> PROMPT:
Please retype the records below exactly, leaving out any pictures.

[Dataset excerpt]
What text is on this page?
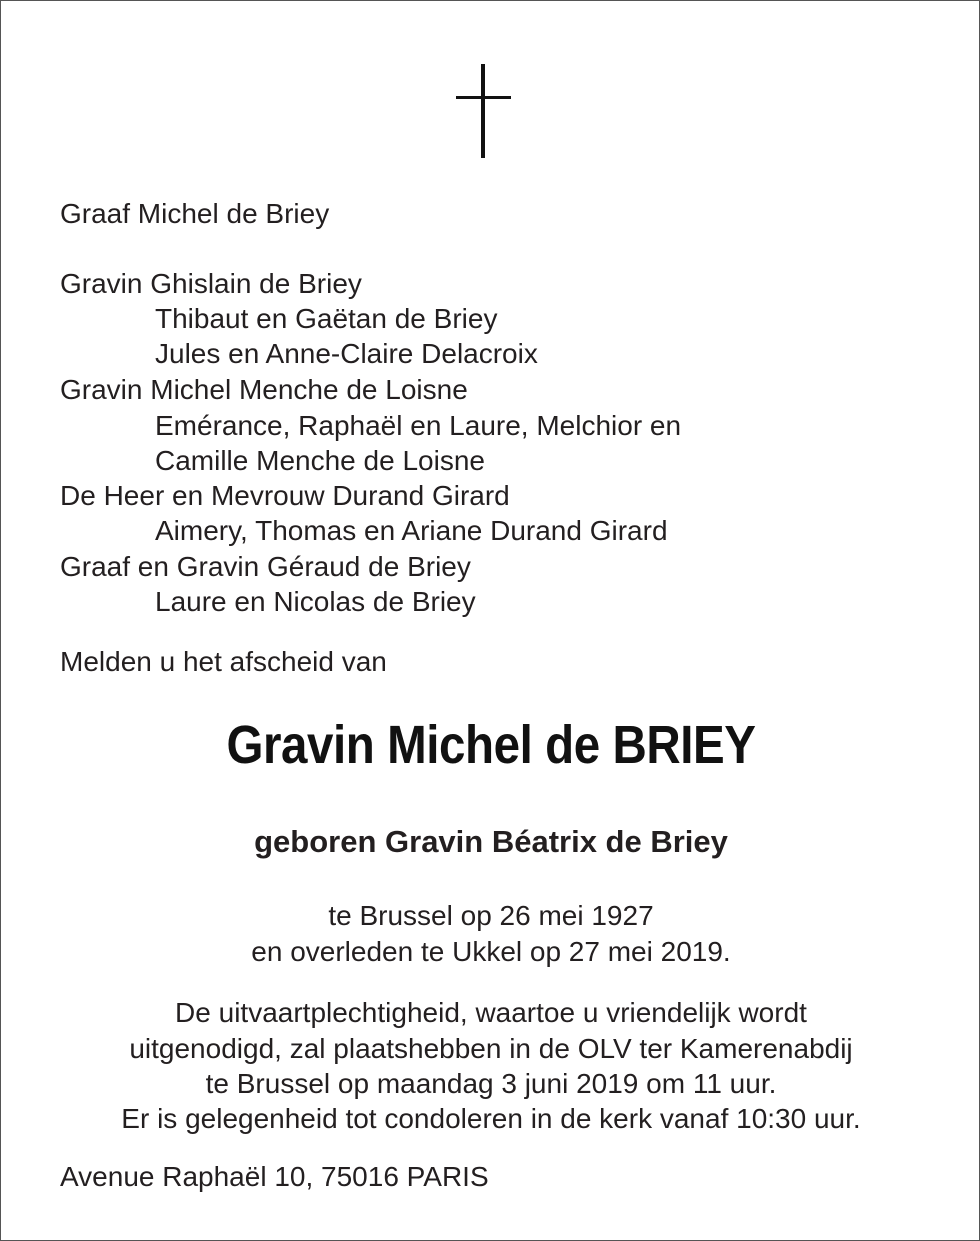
Graaf Michel de Briey

Gravin Ghislain de Briey

Thibaut en Gaëtan de Briey

Jules en Anne-Claire Delacroix

Gravin Michel Menche de Loisne

Emérance, Raphaël en Laure, Melchior en

Camille Menche de Loisne

De Heer en Mevrouw Durand Girard

Aimery, Thomas en Ariane Durand Girard

Graaf en Gravin Géraud de Briey

Laure en Nicolas de Briey

Melden u het afscheid van

Gravin Michel de BRIEY
geboren Gravin Béatrix de Briey

te Brussel op 26 mei 1927

en overleden te Ukkel op 27 mei 2019.

De uitvaartplechtigheid, waartoe u vriendelijk wordt

uitgenodigd, zal plaatshebben in de OLV ter Kamerenabdij

te Brussel op maandag 3 juni 2019 om 11 uur.

Er is gelegenheid tot condoleren in de kerk vanaf 10:30 uur.

Avenue Raphaël 10, 75016 PARIS
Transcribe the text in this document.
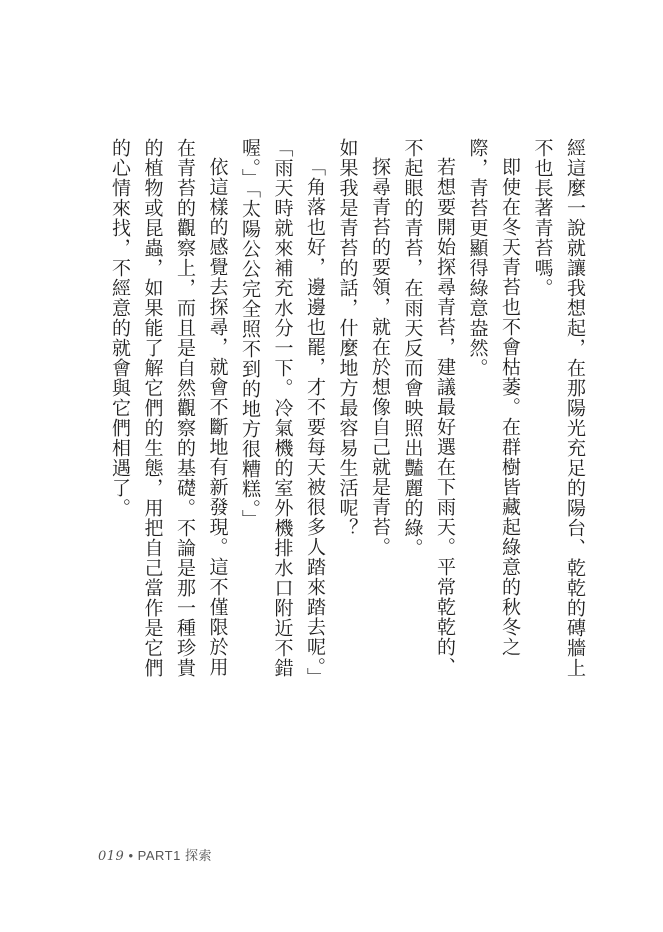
經這麼一說就讓我想起，在那陽光充足的陽台、乾乾的磚牆上不也長著青苔嗎。

即使在冬天青苔也不會枯萎。在群樹皆藏起綠意的秋冬之際，青苔更顯得綠意盎然。

若想要開始探尋青苔，建議最好選在下雨天。平常乾乾的、不起眼的青苔，在雨天反而會映照出豔麗的綠。

探尋青苔的要領，就在於想像自己就是青苔。

如果我是青苔的話，什麼地方最容易生活呢？

「角落也好，邊邊也罷，才不要每天被很多人踏來踏去呢。」「雨天時就來補充水分一下。冷氣機的室外機排水口附近不錯喔。」「太陽公公完全照不到的地方很糟糕。」

依這樣的感覺去探尋，就會不斷地有新發現。這不僅限於用在青苔的觀察上，而且是自然觀察的基礎。不論是那一種珍貴的植物或昆蟲，如果能了解它們的生態，用把自己當作是它們的心情來找，不經意的就會與它們相遇了。

019 • PART1 探索
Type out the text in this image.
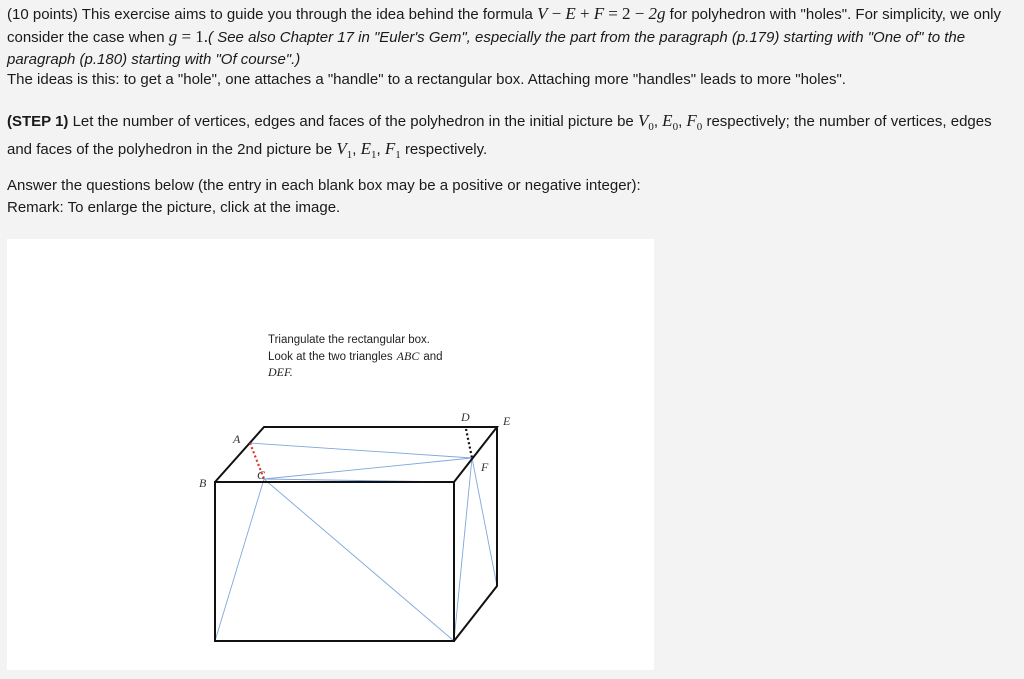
(10 points) This exercise aims to guide you through the idea behind the formula V − E + F = 2 − 2g for polyhedron with "holes". For simplicity, we only consider the case when g = 1.( See also Chapter 17 in "Euler's Gem", especially the part from the paragraph (p.179) starting with "One of" to the paragraph (p.180) starting with "Of course".)

The ideas is this: to get a "hole", one attaches a "handle" to a rectangular box. Attaching more "handles" leads to more "holes".

(STEP 1) Let the number of vertices, edges and faces of the polyhedron in the initial picture be $V_0$, $E_0$, $F_0$ respectively; the number of vertices, edges and faces of the polyhedron in the 2nd picture be $V_1$, $E_1$, $F_1$ respectively.

Answer the questions below (the entry in each blank box may be a positive or negative integer):

Remark: To enlarge the picture, click at the image.

Triangulate the rectangular box.
Look at the two triangles ABC and
DEF.
A
B
C
D	E
F
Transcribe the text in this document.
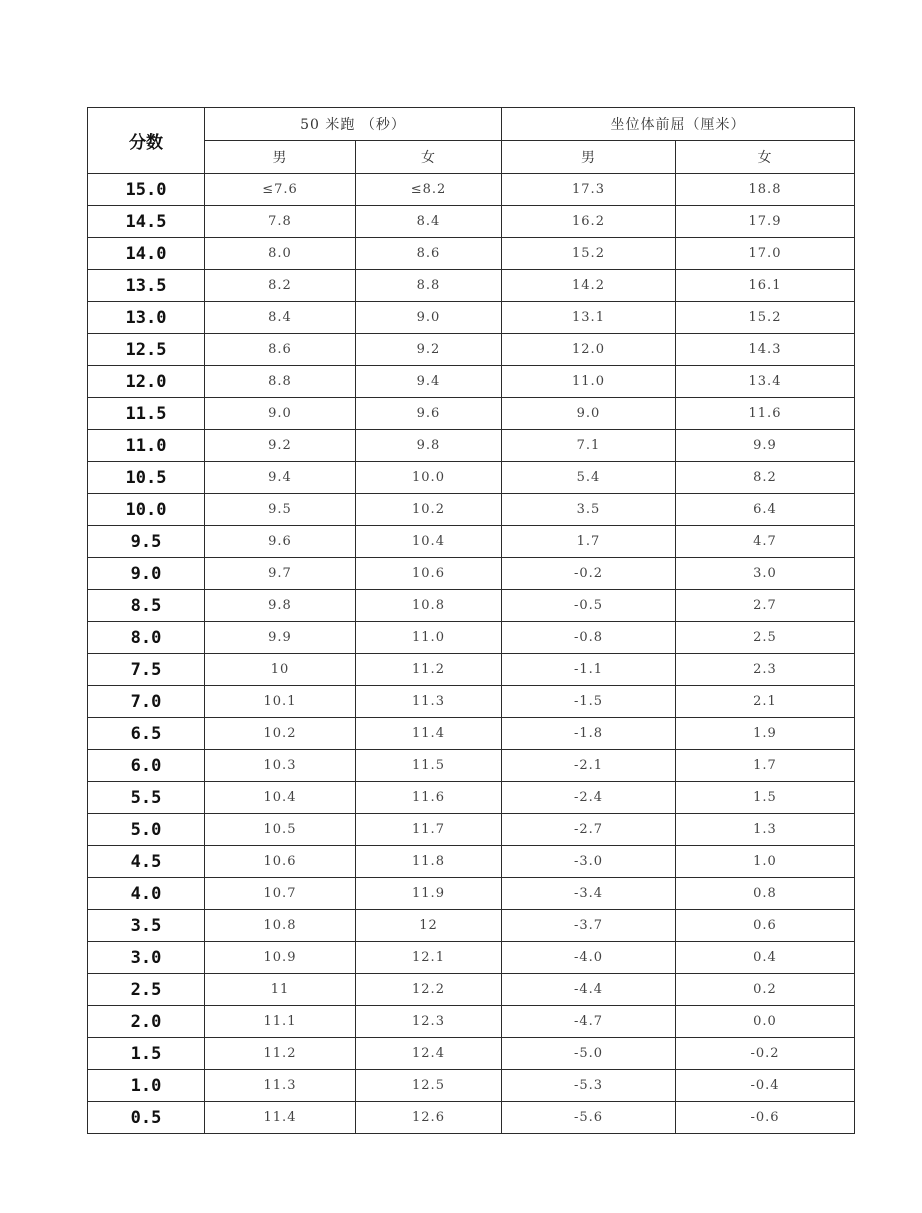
分数	50 米跑 （秒）		坐位体前屈（厘米）	
	男	女	男	女
15.0	≤7.6	≤8.2	17.3	18.8
14.5	7.8	8.4	16.2	17.9
14.0	8.0	8.6	15.2	17.0
13.5	8.2	8.8	14.2	16.1
13.0	8.4	9.0	13.1	15.2
12.5	8.6	9.2	12.0	14.3
12.0	8.8	9.4	11.0	13.4
11.5	9.0	9.6	9.0	11.6
11.0	9.2	9.8	7.1	9.9
10.5	9.4	10.0	5.4	8.2
10.0	9.5	10.2	3.5	6.4
9.5	9.6	10.4	1.7	4.7
9.0	9.7	10.6	-0.2	3.0
8.5	9.8	10.8	-0.5	2.7
8.0	9.9	11.0	-0.8	2.5
7.5	10	11.2	-1.1	2.3
7.0	10.1	11.3	-1.5	2.1
6.5	10.2	11.4	-1.8	1.9
6.0	10.3	11.5	-2.1	1.7
5.5	10.4	11.6	-2.4	1.5
5.0	10.5	11.7	-2.7	1.3
4.5	10.6	11.8	-3.0	1.0
4.0	10.7	11.9	-3.4	0.8
3.5	10.8	12	-3.7	0.6
3.0	10.9	12.1	-4.0	0.4
2.5	11	12.2	-4.4	0.2
2.0	11.1	12.3	-4.7	0.0
1.5	11.2	12.4	-5.0	-0.2
1.0	11.3	12.5	-5.3	-0.4
0.5	11.4	12.6	-5.6	-0.6
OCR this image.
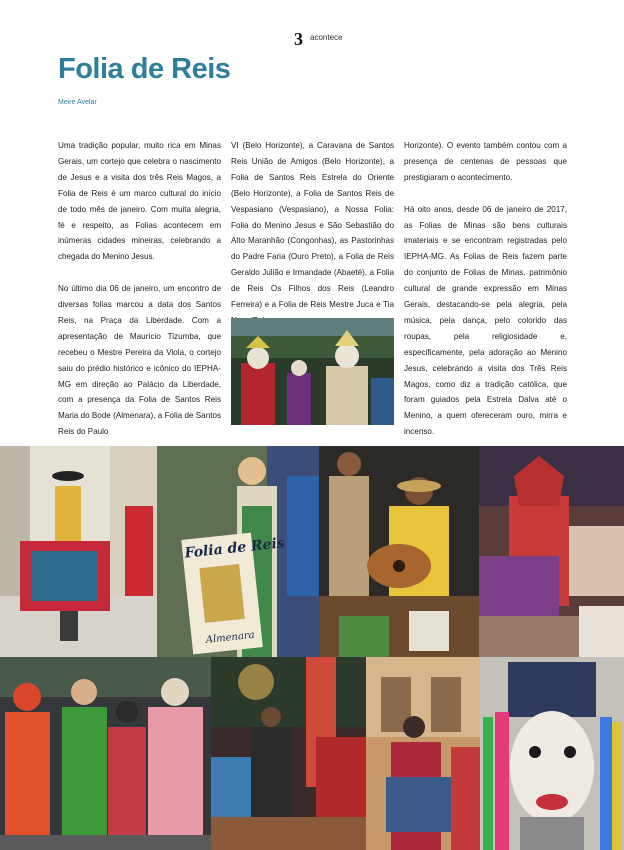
3 acontece
Folia de Reis
Meire Avelar

Uma tradição popular, muito rica em Minas Gerais, um cortejo que celebra o nascimento de Jesus e a visita dos três Reis Magos, a Folia de Reis é um marco cultural do início de todo mês de janeiro. Com muita alegria, fé e respeito, as Folias acontecem em inúmeras cidades mineiras, celebrando a chegada do Menino Jesus.

No último dia 06 de janeiro, um encontro de diversas folias marcou a data dos Santos Reis, na Praça da Liberdade. Com a apresentação de Maurício Tizumba, que recebeu o Mestre Pereira da Viola, o cortejo saiu do prédio histórico e icônico do IEPHA-MG em direção ao Palácio da Liberdade, com a presença da Folia de Santos Reis Maria do Bode (Almenara), a Folia de Santos Reis do Paulo

VI (Belo Horizonte), a Caravana de Santos Reis União de Amigos (Belo Horizonte), a Folia de Santos Reis Estrela do Oriente (Belo Horizonte), a Folia de Santos Reis de Vespasiano (Vespasiano), a Nossa Folia: Folia do Menino Jesus e São Sebastião do Alto Maranhão (Congonhas), as Pastorinhas do Padre Faria (Ouro Preto), a Folia de Reis Geraldo Julião e Irmandade (Abaeté), a Folia de Reis Os Filhos dos Reis (Leandro Ferreira) e a Folia de Reis Mestre Juca e Tia

Horizonte). O evento também contou com a presença de centenas de pessoas que prestigiaram o acontecimento.

Há oito anos, desde 06 de janeiro de 2017, as Folias de Minas são bens culturais imateriais e se encontram registradas pelo IEPHA-MG. As Folias de Reis fazem parte do conjunto de Folias de Minas, patrimônio cultural de grande expressão em Minas Gerais, destacando-se pela alegria, pela música, pela dança, pelo colorido das roupas, pela religiosidade e, especificamente, pela adoração ao Menino Jesus, celebrando a visita dos Três Reis Magos, como diz a tradição católica, que foram guiados pela Estrela Dalva até o Menino, a quem ofereceram ouro, mirra e incenso.

Folia de Reis
Almenara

> REPLY TO THE TASK:
What text is on this page?
Graaf Michel de Briey

Gravin Ghislain de Briey

Thibaut en Gaëtan de Briey

Jules en Anne-Claire Delacroix

Gravin Michel Menche de Loisne

Emérance, Raphaël en Laure, Melchior en

Camille Menche de Loisne

De Heer en Mevrouw Durand Girard

Aimery, Thomas en Ariane Durand Girard

Graaf en Gravin Géraud de Briey

Laure en Nicolas de Briey

Melden u het afscheid van

Gravin Michel de BRIEY
geboren Gravin Béatrix de Briey

te Brussel op 26 mei 1927

en overleden te Ukkel op 27 mei 2019.

De uitvaartplechtigheid, waartoe u vriendelijk wordt

uitgenodigd, zal plaatshebben in de OLV ter Kamerenabdij

te Brussel op maandag 3 juni 2019 om 11 uur.

Er is gelegenheid tot condoleren in de kerk vanaf 10:30 uur.

Avenue Raphaël 10, 75016 PARIS
Transcribe the text in this document.
經這麼一說就讓我想起，在那陽光充足的陽台、乾乾的磚牆上不也長著青苔嗎。

即使在冬天青苔也不會枯萎。在群樹皆藏起綠意的秋冬之際，青苔更顯得綠意盎然。

若想要開始探尋青苔，建議最好選在下雨天。平常乾乾的、不起眼的青苔，在雨天反而會映照出豔麗的綠。

探尋青苔的要領，就在於想像自己就是青苔。

如果我是青苔的話，什麼地方最容易生活呢？

「角落也好，邊邊也罷，才不要每天被很多人踏來踏去呢。」「雨天時就來補充水分一下。冷氣機的室外機排水口附近不錯喔。」「太陽公公完全照不到的地方很糟糕。」

依這樣的感覺去探尋，就會不斷地有新發現。這不僅限於用在青苔的觀察上，而且是自然觀察的基礎。不論是那一種珍貴的植物或昆蟲，如果能了解它們的生態，用把自己當作是它們的心情來找，不經意的就會與它們相遇了。

019 • PART1 探索
Type out the text in this image.
(10 points) This exercise aims to guide you through the idea behind the formula V − E + F = 2 − 2g for polyhedron with "holes". For simplicity, we only consider the case when g = 1.( See also Chapter 17 in "Euler's Gem", especially the part from the paragraph (p.179) starting with "One of" to the paragraph (p.180) starting with "Of course".)

The ideas is this: to get a "hole", one attaches a "handle" to a rectangular box. Attaching more "handles" leads to more "holes".

(STEP 1) Let the number of vertices, edges and faces of the polyhedron in the initial picture be $V_0$, $E_0$, $F_0$ respectively; the number of vertices, edges and faces of the polyhedron in the 2nd picture be $V_1$, $E_1$, $F_1$ respectively.

Answer the questions below (the entry in each blank box may be a positive or negative integer):

Remark: To enlarge the picture, click at the image.

Triangulate the rectangular box.
Look at the two triangles ABC and
DEF.
A
B
C
D	E
F
Transcribe the text in this document.
分数	50 米跑 （秒）		坐位体前屈（厘米）	
	男	女	男	女
15.0	≤7.6	≤8.2	17.3	18.8
14.5	7.8	8.4	16.2	17.9
14.0	8.0	8.6	15.2	17.0
13.5	8.2	8.8	14.2	16.1
13.0	8.4	9.0	13.1	15.2
12.5	8.6	9.2	12.0	14.3
12.0	8.8	9.4	11.0	13.4
11.5	9.0	9.6	9.0	11.6
11.0	9.2	9.8	7.1	9.9
10.5	9.4	10.0	5.4	8.2
10.0	9.5	10.2	3.5	6.4
9.5	9.6	10.4	1.7	4.7
9.0	9.7	10.6	-0.2	3.0
8.5	9.8	10.8	-0.5	2.7
8.0	9.9	11.0	-0.8	2.5
7.5	10	11.2	-1.1	2.3
7.0	10.1	11.3	-1.5	2.1
6.5	10.2	11.4	-1.8	1.9
6.0	10.3	11.5	-2.1	1.7
5.5	10.4	11.6	-2.4	1.5
5.0	10.5	11.7	-2.7	1.3
4.5	10.6	11.8	-3.0	1.0
4.0	10.7	11.9	-3.4	0.8
3.5	10.8	12	-3.7	0.6
3.0	10.9	12.1	-4.0	0.4
2.5	11	12.2	-4.4	0.2
2.0	11.1	12.3	-4.7	0.0
1.5	11.2	12.4	-5.0	-0.2
1.0	11.3	12.5	-5.3	-0.4
0.5	11.4	12.6	-5.6	-0.6
OCR this image.
3 acontece
Folia de Reis
Meire Avelar

Uma tradição popular, muito rica em Minas Gerais, um cortejo que celebra o nascimento de Jesus e a visita dos três Reis Magos, a Folia de Reis é um marco cultural do início de todo mês de janeiro. Com muita alegria, fé e respeito, as Folias acontecem em inúmeras cidades mineiras, celebrando a chegada do Menino Jesus.

No último dia 06 de janeiro, um encontro de diversas folias marcou a data dos Santos Reis, na Praça da Liberdade. Com a apresentação de Maurício Tizumba, que recebeu o Mestre Pereira da Viola, o cortejo saiu do prédio histórico e icônico do IEPHA-MG em direção ao Palácio da Liberdade, com a presença da Folia de Santos Reis Maria do Bode (Almenara), a Folia de Santos Reis do Paulo

VI (Belo Horizonte), a Caravana de Santos Reis União de Amigos (Belo Horizonte), a Folia de Santos Reis Estrela do Oriente (Belo Horizonte), a Folia de Santos Reis de Vespasiano (Vespasiano), a Nossa Folia: Folia do Menino Jesus e São Sebastião do Alto Maranhão (Congonhas), as Pastorinhas do Padre Faria (Ouro Preto), a Folia de Reis Geraldo Julião e Irmandade (Abaeté), a Folia de Reis Os Filhos dos Reis (Leandro Ferreira) e a Folia de Reis Mestre Juca e Tia

Horizonte). O evento também contou com a presença de centenas de pessoas que prestigiaram o acontecimento.

Há oito anos, desde 06 de janeiro de 2017, as Folias de Minas são bens culturais imateriais e se encontram registradas pelo IEPHA-MG. As Folias de Reis fazem parte do conjunto de Folias de Minas, patrimônio cultural de grande expressão em Minas Gerais, destacando-se pela alegria, pela música, pela dança, pelo colorido das roupas, pela religiosidade e, especificamente, pela adoração ao Menino Jesus, celebrando a visita dos Três Reis Magos, como diz a tradição católica, que foram guiados pela Estrela Dalva até o Menino, a quem ofereceram ouro, mirra e incenso.

Folia de Reis
Almenara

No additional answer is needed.